§ **What the exercise asks**: Each line of the material below that holds the word "занятий" needs to be copied.

§ **Supplied material**:

################

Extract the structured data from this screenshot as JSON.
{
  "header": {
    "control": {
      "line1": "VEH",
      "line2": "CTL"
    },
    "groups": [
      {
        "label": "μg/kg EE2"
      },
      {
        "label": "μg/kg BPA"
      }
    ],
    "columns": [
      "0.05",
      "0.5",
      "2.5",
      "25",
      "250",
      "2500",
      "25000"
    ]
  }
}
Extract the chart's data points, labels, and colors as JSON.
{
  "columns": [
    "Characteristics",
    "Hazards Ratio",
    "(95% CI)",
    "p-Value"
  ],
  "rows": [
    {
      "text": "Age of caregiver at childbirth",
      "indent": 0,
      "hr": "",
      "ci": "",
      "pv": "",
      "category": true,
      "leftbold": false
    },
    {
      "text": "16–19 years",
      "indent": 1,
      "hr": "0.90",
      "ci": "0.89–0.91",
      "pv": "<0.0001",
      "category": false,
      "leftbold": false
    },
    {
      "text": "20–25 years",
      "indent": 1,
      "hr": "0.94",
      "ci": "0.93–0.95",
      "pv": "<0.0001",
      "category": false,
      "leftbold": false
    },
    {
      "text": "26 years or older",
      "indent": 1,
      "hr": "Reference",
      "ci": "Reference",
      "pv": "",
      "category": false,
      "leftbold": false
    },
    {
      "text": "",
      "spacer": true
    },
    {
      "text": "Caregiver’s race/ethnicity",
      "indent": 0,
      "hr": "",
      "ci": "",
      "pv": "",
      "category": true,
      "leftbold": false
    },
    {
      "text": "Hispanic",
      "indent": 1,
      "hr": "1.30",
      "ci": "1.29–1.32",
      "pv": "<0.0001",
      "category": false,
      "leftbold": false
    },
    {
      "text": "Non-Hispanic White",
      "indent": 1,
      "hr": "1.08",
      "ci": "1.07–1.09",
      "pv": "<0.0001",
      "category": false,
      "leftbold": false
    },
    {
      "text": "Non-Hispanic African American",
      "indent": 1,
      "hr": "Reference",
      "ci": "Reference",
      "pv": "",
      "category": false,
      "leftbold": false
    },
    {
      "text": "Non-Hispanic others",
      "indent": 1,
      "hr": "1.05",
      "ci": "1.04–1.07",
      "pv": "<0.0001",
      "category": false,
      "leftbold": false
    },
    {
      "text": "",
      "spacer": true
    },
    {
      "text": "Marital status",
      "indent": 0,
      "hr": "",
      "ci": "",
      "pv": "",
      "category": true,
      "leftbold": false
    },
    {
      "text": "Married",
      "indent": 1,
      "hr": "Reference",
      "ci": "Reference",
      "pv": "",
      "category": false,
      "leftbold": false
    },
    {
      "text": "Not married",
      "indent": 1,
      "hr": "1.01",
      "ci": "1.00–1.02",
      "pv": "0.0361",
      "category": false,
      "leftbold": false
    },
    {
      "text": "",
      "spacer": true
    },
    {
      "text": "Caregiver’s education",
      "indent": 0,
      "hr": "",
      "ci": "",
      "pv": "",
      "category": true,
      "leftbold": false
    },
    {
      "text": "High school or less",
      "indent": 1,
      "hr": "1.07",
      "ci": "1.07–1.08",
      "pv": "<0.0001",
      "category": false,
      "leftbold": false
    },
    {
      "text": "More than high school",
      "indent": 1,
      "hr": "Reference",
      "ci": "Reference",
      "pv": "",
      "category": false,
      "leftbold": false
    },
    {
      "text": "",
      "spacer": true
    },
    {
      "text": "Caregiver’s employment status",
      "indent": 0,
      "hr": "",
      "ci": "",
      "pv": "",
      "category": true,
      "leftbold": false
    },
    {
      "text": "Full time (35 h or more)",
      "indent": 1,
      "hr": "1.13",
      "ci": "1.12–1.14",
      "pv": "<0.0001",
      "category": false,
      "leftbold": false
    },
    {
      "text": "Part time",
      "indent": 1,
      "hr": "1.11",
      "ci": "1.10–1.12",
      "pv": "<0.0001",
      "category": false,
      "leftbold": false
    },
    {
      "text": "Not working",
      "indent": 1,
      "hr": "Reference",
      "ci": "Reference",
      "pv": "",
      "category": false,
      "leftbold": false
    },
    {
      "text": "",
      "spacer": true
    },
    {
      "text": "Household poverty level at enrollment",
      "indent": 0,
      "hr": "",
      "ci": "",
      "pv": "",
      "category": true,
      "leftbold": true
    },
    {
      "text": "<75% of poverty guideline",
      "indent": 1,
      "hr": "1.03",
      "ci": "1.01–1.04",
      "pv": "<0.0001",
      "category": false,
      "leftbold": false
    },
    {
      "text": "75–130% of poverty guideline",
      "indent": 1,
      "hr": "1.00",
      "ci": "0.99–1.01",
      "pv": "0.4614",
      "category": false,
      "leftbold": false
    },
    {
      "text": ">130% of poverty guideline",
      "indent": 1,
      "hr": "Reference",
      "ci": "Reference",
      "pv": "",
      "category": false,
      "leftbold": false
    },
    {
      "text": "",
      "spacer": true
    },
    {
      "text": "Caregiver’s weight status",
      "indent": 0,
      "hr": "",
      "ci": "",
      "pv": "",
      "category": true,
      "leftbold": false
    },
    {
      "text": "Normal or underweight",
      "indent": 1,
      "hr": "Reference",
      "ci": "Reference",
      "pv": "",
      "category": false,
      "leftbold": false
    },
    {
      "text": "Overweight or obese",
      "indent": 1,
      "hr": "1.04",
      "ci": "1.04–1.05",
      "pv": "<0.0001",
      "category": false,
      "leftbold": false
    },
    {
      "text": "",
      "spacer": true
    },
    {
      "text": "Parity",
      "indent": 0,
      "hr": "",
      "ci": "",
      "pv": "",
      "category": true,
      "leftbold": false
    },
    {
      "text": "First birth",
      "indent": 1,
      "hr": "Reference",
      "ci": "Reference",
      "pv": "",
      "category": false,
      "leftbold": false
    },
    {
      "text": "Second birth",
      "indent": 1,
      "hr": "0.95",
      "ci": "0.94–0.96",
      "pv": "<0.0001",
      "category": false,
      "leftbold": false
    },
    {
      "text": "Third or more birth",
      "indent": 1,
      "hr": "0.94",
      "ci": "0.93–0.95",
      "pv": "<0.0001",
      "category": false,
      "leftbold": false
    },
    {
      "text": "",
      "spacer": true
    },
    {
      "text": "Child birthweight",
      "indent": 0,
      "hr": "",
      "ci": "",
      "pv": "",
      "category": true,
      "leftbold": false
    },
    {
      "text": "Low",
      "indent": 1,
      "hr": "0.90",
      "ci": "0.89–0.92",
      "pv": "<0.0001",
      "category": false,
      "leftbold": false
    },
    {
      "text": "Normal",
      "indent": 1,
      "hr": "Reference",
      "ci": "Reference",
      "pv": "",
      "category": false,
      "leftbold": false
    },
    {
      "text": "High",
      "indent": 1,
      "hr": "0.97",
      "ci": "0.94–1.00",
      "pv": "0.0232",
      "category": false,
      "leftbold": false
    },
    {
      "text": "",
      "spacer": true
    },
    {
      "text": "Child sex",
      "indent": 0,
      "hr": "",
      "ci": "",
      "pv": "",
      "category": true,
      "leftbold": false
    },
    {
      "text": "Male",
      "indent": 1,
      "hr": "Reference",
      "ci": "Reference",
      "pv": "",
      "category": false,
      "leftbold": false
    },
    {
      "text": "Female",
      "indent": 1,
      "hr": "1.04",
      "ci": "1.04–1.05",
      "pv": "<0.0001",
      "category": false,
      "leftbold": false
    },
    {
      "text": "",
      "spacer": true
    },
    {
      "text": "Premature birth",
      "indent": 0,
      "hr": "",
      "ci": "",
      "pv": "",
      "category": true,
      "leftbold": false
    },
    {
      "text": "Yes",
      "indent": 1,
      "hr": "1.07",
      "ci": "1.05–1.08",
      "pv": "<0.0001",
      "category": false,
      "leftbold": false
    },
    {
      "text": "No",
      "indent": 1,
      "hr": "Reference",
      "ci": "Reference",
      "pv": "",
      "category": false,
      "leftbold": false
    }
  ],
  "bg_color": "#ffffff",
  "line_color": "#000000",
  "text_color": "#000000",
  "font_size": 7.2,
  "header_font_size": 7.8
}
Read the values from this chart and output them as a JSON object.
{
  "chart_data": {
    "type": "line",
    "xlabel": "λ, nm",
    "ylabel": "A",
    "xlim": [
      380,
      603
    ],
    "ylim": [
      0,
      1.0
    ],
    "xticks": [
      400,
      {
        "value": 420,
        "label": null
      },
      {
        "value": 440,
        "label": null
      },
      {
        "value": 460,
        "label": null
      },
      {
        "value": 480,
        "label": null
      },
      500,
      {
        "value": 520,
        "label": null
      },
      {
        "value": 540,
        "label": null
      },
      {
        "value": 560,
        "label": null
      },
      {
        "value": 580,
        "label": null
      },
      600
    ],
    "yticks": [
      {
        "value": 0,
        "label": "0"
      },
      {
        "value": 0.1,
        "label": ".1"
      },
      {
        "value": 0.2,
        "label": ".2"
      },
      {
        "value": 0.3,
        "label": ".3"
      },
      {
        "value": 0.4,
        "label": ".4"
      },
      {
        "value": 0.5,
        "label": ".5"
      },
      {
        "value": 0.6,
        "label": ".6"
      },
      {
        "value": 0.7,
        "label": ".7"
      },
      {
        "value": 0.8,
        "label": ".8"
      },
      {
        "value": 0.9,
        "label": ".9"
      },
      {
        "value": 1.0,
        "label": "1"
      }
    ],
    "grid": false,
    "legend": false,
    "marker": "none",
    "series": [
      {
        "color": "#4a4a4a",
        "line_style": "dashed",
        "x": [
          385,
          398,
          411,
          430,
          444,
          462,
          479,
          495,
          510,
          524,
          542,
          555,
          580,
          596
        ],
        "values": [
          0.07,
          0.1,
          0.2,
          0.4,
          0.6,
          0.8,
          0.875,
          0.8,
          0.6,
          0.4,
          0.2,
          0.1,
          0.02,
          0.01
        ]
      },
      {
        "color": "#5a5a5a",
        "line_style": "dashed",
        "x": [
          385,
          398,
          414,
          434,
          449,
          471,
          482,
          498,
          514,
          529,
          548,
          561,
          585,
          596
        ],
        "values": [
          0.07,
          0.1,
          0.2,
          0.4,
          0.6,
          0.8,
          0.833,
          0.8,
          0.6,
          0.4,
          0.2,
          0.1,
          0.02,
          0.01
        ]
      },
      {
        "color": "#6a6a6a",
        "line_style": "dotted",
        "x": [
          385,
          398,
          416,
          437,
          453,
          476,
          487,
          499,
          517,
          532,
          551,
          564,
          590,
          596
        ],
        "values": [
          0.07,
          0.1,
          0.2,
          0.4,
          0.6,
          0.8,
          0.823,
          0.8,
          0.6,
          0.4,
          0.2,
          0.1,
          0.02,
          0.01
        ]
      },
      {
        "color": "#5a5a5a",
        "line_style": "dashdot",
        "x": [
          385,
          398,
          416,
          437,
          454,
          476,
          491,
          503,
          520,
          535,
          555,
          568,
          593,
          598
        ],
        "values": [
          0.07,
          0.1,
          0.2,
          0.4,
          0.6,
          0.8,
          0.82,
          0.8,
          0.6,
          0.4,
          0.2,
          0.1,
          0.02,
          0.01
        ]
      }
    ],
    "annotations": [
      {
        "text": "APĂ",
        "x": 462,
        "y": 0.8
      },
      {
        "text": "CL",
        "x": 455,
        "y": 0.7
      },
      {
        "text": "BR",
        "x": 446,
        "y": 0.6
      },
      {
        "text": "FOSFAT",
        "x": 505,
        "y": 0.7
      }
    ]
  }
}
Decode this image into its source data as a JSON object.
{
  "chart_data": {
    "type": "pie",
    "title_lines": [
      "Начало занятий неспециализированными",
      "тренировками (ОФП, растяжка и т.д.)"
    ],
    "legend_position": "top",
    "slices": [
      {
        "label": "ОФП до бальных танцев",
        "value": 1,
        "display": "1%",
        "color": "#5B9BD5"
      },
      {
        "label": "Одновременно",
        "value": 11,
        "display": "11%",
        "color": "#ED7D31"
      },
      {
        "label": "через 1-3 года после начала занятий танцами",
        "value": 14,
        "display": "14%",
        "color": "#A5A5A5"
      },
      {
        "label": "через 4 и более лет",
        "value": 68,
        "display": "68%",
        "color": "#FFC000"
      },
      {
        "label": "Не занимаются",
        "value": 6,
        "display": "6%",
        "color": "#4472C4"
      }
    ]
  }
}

################

§ **Task answer**:
      "Начало занятий неспециализированными",
        "label": "через 1-3 года после начала занятий танцами",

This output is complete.